[Start Entries]

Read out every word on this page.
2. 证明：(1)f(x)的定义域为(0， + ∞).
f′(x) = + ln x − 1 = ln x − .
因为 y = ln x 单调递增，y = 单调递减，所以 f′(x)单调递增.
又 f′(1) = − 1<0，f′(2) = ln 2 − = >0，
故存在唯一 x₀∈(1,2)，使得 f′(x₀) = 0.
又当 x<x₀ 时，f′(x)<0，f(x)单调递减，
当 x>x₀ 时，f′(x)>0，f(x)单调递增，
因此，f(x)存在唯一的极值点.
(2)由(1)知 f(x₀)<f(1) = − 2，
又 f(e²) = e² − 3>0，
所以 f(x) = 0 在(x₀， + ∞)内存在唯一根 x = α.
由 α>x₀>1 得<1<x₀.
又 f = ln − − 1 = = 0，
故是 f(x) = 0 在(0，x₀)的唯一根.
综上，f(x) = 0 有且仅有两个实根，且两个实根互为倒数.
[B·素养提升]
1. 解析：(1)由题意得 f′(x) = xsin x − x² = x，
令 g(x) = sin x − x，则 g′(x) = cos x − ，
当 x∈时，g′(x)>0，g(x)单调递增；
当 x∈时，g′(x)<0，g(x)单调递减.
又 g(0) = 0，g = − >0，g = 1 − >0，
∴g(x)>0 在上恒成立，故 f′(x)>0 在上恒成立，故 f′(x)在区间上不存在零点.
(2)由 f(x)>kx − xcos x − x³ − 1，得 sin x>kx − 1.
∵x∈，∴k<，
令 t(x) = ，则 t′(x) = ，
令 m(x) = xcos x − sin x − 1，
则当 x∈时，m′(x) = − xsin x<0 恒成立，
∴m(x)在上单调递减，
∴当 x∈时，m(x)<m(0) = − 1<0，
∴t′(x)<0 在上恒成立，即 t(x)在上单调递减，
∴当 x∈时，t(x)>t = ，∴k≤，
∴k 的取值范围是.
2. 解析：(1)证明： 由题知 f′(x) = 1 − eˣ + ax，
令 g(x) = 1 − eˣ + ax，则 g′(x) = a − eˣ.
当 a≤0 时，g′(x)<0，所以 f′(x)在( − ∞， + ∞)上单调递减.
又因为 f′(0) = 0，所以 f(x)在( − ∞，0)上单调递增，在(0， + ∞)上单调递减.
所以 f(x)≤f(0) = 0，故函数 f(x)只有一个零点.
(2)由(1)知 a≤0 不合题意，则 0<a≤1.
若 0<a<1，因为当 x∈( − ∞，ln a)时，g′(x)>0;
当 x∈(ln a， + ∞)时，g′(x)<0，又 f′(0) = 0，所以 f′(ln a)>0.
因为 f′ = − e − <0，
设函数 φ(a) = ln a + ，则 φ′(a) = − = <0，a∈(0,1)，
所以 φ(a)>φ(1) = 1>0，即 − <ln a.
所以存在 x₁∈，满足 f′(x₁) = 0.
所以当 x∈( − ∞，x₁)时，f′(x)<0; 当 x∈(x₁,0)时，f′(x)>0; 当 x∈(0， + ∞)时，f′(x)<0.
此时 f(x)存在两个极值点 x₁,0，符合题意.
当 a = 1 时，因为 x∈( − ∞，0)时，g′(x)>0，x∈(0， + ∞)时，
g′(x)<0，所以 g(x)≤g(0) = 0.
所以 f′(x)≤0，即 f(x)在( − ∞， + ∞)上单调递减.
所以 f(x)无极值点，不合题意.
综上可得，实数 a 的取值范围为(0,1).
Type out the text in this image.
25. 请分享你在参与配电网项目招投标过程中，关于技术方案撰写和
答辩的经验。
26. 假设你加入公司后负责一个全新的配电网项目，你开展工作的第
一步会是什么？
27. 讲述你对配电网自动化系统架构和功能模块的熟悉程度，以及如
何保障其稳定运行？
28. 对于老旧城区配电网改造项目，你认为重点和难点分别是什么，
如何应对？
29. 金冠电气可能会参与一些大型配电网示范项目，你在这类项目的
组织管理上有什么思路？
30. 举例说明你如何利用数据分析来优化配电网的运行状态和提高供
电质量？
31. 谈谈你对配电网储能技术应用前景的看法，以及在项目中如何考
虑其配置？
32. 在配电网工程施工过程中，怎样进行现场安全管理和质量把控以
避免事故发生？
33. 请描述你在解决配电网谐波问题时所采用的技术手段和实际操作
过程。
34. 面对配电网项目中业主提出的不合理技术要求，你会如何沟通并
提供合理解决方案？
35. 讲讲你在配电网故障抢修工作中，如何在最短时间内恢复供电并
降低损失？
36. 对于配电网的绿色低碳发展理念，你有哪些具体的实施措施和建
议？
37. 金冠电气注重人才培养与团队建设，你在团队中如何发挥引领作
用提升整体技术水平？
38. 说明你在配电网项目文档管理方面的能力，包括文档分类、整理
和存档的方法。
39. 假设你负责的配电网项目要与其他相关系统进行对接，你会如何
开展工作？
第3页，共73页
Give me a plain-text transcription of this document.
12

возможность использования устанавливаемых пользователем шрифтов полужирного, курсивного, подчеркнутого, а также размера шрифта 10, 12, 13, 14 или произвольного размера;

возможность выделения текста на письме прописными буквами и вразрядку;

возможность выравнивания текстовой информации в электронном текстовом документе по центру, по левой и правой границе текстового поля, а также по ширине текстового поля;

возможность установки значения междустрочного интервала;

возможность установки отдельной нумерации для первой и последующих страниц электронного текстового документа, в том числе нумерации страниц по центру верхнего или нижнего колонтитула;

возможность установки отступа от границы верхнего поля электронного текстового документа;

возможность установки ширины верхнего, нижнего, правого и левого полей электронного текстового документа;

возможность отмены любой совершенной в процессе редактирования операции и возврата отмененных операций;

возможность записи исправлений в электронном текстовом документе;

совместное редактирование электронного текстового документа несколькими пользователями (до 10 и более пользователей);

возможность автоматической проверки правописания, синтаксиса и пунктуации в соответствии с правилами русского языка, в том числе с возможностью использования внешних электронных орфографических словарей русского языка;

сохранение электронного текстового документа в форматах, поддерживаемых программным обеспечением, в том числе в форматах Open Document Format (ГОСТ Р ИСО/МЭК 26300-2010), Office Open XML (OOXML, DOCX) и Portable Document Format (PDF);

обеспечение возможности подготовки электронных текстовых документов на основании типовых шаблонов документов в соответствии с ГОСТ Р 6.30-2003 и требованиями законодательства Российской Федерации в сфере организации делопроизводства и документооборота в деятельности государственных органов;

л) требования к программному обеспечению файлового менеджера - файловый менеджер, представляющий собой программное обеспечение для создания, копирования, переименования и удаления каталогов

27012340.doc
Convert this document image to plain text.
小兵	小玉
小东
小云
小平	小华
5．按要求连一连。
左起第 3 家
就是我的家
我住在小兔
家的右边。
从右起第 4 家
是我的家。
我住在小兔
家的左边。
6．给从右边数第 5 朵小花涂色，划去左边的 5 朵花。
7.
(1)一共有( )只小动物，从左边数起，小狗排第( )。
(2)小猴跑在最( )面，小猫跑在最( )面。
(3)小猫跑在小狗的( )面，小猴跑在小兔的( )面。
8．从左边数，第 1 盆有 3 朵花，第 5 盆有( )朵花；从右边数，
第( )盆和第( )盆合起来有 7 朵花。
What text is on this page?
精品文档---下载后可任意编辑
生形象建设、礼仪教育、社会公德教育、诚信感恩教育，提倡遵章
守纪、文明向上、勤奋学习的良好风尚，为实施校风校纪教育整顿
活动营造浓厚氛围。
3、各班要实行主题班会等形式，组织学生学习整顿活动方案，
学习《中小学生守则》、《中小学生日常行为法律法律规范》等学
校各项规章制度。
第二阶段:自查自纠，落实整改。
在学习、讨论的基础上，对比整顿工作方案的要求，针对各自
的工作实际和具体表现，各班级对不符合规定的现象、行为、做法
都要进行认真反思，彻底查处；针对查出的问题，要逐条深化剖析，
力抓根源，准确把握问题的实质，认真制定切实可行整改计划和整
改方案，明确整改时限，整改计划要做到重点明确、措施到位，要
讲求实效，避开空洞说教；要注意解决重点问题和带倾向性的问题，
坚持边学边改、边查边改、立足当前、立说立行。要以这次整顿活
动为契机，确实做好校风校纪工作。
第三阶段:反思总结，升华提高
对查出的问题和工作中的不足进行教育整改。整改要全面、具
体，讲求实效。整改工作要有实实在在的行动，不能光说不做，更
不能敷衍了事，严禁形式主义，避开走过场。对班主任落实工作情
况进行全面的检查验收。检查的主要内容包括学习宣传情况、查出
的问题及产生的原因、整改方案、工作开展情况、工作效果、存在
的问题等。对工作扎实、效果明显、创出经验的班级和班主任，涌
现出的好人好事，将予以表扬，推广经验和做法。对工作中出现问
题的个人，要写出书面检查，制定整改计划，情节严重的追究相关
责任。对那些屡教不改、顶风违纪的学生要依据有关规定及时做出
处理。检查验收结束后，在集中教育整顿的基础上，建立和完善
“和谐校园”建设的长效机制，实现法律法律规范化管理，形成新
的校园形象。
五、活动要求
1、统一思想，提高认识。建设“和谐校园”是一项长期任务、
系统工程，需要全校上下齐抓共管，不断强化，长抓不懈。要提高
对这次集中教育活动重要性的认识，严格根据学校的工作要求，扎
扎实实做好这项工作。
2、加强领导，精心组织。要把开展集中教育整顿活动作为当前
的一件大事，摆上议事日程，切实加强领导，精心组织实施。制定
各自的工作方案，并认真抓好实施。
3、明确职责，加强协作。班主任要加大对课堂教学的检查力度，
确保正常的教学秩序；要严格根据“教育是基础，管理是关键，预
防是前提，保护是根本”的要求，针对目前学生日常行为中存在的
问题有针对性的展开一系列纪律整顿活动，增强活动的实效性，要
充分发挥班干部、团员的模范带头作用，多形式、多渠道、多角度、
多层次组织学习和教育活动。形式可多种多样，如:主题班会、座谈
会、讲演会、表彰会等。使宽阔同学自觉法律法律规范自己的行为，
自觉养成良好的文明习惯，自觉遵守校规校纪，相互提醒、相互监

[End Entries]

== What you are asked to do ==
Look through the entries above and list every line containing "在上恒成立".

== Complete answer ==
∴g(x)>0 在上恒成立，故 f′(x)>0 在上恒成立，故 f′(x)在区间上不存在零点.
∴t′(x)<0 在上恒成立，即 t(x)在上单调递减，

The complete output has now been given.